* _Goal_: Every line with the word "Year" in it should be extracted from the data that follows.

————————

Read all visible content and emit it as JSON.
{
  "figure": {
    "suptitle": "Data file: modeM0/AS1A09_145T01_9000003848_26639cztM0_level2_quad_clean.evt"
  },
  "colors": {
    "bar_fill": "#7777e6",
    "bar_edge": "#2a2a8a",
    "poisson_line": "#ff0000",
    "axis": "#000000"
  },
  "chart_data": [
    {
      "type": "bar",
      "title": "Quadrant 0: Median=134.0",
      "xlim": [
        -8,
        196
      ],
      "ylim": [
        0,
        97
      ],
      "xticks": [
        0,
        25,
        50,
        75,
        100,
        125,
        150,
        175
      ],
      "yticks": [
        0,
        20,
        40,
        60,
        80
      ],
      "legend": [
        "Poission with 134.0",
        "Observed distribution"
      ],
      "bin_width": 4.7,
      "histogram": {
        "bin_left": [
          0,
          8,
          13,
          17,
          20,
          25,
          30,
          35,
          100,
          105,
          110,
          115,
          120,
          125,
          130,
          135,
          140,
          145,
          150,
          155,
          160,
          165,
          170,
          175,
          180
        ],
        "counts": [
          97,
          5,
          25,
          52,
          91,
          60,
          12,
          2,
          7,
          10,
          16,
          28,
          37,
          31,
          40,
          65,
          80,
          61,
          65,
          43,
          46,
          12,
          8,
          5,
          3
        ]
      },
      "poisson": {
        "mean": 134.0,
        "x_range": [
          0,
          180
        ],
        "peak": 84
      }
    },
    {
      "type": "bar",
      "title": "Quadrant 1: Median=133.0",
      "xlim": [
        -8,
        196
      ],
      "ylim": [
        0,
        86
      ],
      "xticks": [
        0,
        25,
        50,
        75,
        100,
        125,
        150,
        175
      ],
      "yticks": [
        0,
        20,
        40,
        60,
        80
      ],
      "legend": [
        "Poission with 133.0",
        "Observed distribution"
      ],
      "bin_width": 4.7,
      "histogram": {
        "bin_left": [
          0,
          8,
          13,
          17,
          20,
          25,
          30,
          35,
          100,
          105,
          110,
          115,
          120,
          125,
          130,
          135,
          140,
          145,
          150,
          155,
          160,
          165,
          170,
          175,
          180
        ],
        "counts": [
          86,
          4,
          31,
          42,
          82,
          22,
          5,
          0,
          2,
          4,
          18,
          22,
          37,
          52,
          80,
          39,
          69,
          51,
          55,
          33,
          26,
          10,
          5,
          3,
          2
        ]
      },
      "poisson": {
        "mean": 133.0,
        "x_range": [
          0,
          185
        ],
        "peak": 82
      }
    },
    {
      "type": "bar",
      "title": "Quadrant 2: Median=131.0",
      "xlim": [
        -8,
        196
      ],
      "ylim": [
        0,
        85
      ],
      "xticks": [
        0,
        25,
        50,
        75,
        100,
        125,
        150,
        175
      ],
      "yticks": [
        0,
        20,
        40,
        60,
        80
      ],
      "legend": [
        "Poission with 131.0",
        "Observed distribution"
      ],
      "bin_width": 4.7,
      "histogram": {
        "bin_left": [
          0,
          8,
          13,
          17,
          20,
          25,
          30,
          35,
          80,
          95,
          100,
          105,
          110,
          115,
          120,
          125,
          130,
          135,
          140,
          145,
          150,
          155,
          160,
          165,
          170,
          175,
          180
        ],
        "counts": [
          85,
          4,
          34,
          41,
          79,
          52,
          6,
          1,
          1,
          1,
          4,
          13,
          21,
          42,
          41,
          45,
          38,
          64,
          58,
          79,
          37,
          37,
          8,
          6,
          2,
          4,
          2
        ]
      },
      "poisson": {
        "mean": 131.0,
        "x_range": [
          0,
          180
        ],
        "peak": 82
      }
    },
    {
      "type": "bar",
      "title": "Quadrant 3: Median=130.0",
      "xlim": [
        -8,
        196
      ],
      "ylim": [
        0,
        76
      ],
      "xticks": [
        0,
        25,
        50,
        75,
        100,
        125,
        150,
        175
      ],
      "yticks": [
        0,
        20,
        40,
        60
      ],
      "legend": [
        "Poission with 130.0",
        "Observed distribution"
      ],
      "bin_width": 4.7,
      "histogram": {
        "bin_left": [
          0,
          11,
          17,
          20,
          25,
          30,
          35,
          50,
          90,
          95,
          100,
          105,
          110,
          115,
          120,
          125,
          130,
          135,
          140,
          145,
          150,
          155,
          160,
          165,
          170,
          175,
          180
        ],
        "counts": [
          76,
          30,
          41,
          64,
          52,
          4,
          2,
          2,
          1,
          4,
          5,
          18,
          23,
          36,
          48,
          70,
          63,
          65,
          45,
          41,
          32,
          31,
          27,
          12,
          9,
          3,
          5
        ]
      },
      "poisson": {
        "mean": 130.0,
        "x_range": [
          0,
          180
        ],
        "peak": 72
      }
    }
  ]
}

————————

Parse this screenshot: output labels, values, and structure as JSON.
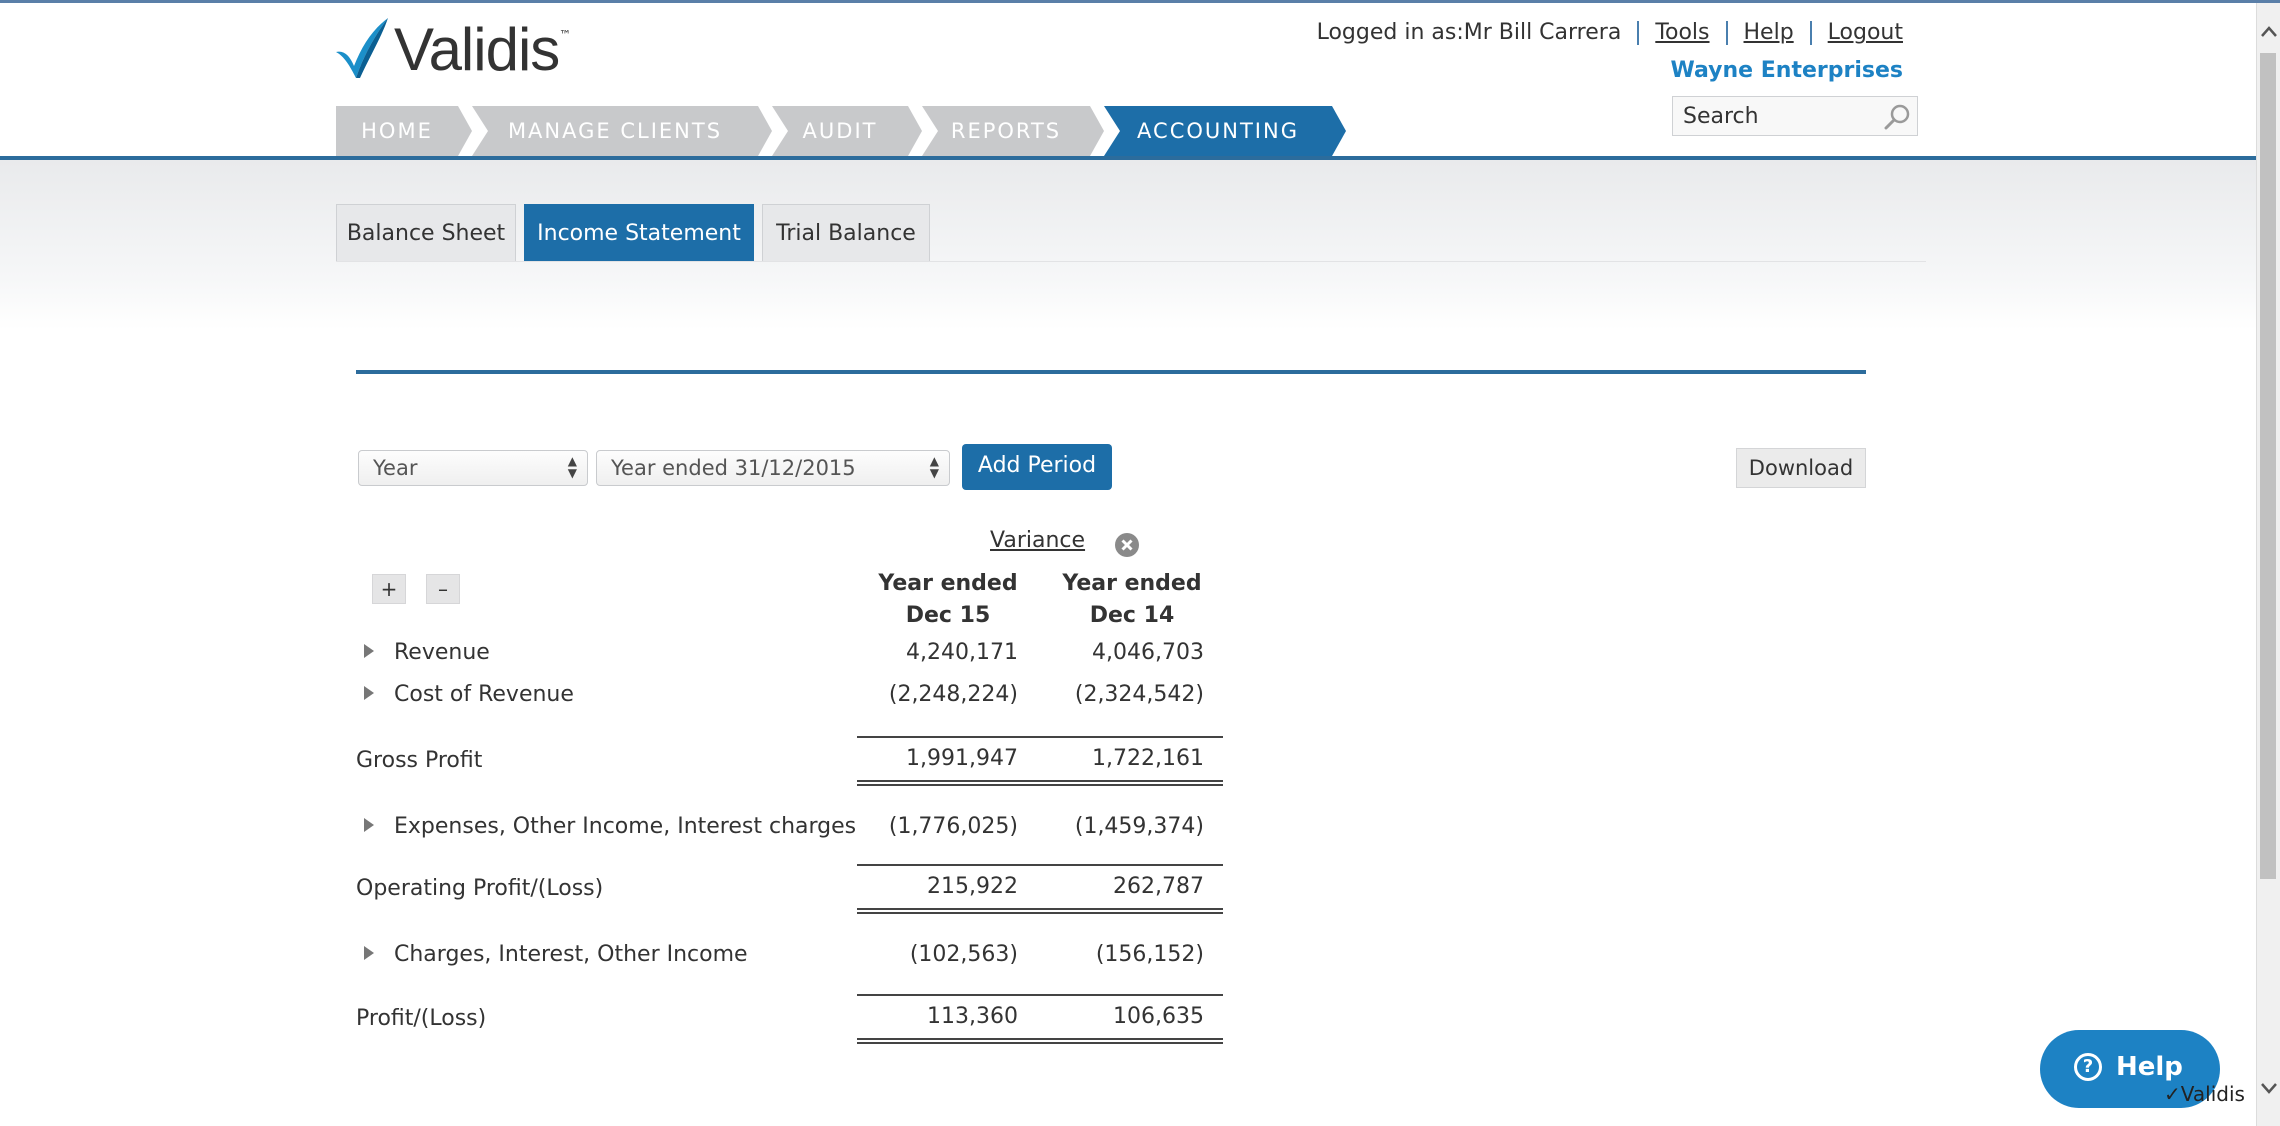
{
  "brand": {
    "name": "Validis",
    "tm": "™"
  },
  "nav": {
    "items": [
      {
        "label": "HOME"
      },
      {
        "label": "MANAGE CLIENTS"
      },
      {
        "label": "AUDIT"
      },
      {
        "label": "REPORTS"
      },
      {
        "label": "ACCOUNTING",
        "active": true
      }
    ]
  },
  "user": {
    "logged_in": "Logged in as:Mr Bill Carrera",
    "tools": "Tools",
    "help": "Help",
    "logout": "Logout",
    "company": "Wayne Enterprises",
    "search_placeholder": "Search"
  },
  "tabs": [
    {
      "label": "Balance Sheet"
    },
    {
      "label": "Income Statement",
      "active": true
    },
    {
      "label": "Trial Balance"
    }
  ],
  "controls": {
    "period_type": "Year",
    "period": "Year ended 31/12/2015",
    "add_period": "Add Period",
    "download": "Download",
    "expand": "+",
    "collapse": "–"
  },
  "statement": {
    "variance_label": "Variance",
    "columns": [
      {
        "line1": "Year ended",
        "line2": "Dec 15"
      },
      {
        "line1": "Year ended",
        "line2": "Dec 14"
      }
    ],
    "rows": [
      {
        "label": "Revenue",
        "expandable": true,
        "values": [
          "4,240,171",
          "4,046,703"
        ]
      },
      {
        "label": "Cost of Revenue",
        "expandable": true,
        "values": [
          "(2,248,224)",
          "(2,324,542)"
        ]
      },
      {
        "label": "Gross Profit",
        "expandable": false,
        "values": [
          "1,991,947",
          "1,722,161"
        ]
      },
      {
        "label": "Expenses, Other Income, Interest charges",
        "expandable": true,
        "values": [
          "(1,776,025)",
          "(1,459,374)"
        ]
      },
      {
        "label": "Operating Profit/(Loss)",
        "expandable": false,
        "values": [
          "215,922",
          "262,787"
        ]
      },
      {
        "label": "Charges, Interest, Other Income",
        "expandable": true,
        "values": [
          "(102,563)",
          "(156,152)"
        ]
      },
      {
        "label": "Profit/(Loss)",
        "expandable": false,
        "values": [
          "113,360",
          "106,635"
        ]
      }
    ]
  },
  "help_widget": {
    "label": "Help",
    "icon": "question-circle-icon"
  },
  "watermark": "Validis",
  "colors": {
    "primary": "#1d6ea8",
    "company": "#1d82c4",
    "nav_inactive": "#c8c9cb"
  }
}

————————

* _Solution to the problem_:
    "period_type": "Year",
    "period": "Year ended 31/12/2015",
        "line1": "Year ended",
        "line1": "Year ended",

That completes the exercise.